## GIVEN EXERCISE 1
Transcribe everything in the Dataiku deployment excerpt from "Just as when" down to "closely review them.", keeping every word and punctuation mark unchanged.
## GIVEN EXERCISE 2
Answer these questions using the Dataiku deployment excerpt:
(a) What two kinds of plugin warnings may appear when creating the deployment?
(b) In which tab of a deployment can criteria around variables, connections, code environments, and scenarios be configured?
(c) After opening that tab, which panel on the left should be opened?

>> BEGIN SUPPLIED PASSAGE

Dataiku screenshot of the dialog for creating a new deployment.

Note

Just as when importing a project zip file, you may see warnings about missing plugins or plugin version mismatches. If any of these plugins are used in the project at hand, you’ll want to closely review them.

The same can be said for missing connections. See the article on preparing the Automation node for more details.

Manage deployment settings#

Your project is now running on the Automation node! You can click to open it from the panel on the left. Before doing so though, it is helpful to understand what deployment settings can be controlled from the Project Deployer itself.

Within the Project Deployer, we can monitor the status of deployments, such as when it was created (and by whom), when it was updated (and by whom), and recent scenario runs.

Dataiku screenshot of the Status tab of a deployment on the Project Deployer.

Note

The reference documentation also covers how to modify deployment settings from the Project Deployer.

Remap connections#

In the Settings tab of a deployment, you can configure criteria around variables, connections, code environments, and scenarios.

Connection remapping, for example, is one setting that will commonly need to be configured. In many cases, organizations maintain different databases for development and production environments. If this is the case, you’ll need to remap the source connections used on the Design node to the target connections that should be used on the Automation node.

  1. Within the new deployment, navigate to the Settings tab.

  2. Navigate to the Connections panel on the left.

Dataiku screenshot of the Connections page of a deployment's settings.

Note

Assuming you are using the same database for development and production environments for this tutorial, there is nothing you need to do here.

>> END SUPPLIED PASSAGE
>> BEGIN ITEMS

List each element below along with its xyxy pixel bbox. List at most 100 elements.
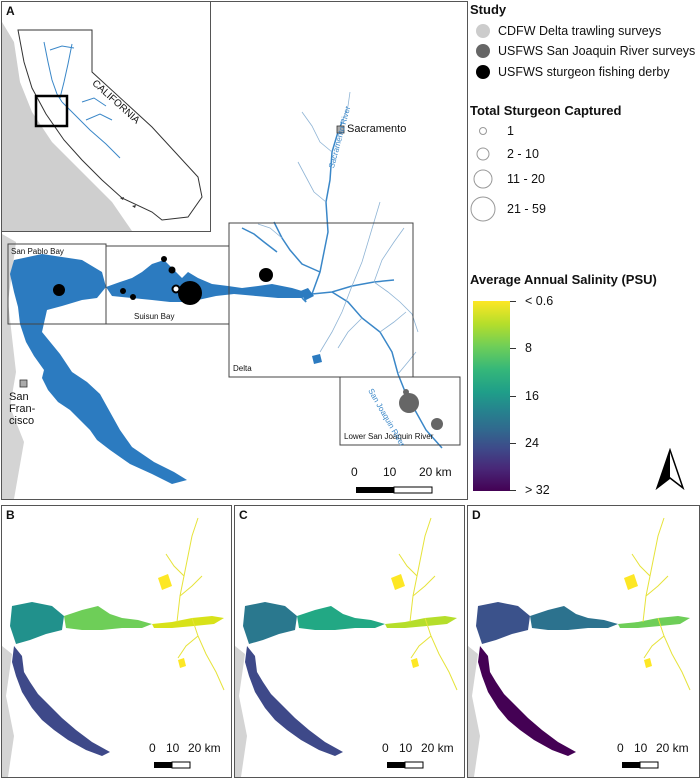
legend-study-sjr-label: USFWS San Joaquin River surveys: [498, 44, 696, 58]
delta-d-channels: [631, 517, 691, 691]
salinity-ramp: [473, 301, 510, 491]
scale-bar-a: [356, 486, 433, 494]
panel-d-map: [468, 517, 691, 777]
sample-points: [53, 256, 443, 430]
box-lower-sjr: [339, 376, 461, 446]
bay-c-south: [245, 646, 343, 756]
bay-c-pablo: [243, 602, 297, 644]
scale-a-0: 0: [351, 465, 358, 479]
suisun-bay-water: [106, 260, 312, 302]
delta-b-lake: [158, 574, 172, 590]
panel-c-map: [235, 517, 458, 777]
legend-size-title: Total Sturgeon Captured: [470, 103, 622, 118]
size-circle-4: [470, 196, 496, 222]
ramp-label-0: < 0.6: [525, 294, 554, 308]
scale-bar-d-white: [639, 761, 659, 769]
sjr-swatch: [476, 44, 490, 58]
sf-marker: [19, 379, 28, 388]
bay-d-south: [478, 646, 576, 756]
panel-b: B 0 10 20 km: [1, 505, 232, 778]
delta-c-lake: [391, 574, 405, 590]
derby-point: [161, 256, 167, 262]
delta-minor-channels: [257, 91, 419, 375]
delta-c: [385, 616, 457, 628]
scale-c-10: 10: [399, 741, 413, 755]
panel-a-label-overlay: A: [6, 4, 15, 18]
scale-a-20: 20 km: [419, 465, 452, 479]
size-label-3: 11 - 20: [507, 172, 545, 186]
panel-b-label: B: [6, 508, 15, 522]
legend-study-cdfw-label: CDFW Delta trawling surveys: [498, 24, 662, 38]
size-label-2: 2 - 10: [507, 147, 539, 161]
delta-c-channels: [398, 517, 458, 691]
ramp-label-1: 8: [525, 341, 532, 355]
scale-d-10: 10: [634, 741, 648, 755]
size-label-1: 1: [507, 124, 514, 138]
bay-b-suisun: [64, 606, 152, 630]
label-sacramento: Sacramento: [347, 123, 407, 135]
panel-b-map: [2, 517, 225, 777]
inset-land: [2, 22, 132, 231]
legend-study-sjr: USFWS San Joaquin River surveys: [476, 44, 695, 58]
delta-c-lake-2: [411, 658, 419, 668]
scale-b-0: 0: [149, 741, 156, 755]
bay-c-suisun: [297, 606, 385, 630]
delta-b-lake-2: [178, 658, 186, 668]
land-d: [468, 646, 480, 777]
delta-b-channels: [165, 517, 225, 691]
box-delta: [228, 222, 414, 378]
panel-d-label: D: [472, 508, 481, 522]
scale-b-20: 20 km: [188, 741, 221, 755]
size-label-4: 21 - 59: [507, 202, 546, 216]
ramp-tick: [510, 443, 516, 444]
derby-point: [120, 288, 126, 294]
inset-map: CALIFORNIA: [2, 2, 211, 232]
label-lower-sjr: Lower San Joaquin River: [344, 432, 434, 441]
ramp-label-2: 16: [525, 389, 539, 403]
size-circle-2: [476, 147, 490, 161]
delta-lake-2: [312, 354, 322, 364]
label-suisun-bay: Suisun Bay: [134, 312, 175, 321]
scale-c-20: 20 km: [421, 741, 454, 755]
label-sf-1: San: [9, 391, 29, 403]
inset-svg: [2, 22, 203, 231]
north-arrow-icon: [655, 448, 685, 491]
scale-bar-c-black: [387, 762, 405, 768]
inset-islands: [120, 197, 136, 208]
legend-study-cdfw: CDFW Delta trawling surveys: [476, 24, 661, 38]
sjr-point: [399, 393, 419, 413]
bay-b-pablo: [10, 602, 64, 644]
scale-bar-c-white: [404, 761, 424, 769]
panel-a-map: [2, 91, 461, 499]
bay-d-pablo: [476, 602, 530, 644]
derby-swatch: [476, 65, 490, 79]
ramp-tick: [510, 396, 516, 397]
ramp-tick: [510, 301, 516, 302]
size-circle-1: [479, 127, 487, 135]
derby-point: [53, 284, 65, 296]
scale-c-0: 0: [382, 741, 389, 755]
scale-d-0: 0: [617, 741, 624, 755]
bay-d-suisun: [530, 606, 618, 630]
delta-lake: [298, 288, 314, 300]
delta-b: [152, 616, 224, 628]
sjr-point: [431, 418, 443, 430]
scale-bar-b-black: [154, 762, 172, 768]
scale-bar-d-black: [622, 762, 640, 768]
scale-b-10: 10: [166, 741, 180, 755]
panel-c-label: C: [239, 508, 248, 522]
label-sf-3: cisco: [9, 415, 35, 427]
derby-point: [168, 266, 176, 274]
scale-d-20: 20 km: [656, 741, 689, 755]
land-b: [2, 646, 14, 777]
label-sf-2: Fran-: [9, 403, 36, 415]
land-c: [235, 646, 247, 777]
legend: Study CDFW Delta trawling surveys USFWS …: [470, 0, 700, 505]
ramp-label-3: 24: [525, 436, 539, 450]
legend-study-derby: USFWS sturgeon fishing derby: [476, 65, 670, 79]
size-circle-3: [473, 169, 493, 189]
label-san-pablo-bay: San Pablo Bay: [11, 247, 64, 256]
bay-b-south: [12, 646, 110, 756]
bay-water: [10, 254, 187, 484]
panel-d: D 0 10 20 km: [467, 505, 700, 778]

>> END ITEMS

## FULL ANSWER 1
Just as when importing a project zip file, you may see warnings about missing plugins or plugin version mismatches. If any of these plugins are used in the project at hand, you’ll want to closely review them.

## FULL ANSWER 2
(a) Warnings about missing plugins and warnings about plugin version mismatches.
(b) The Settings tab.
(c) The Connections panel.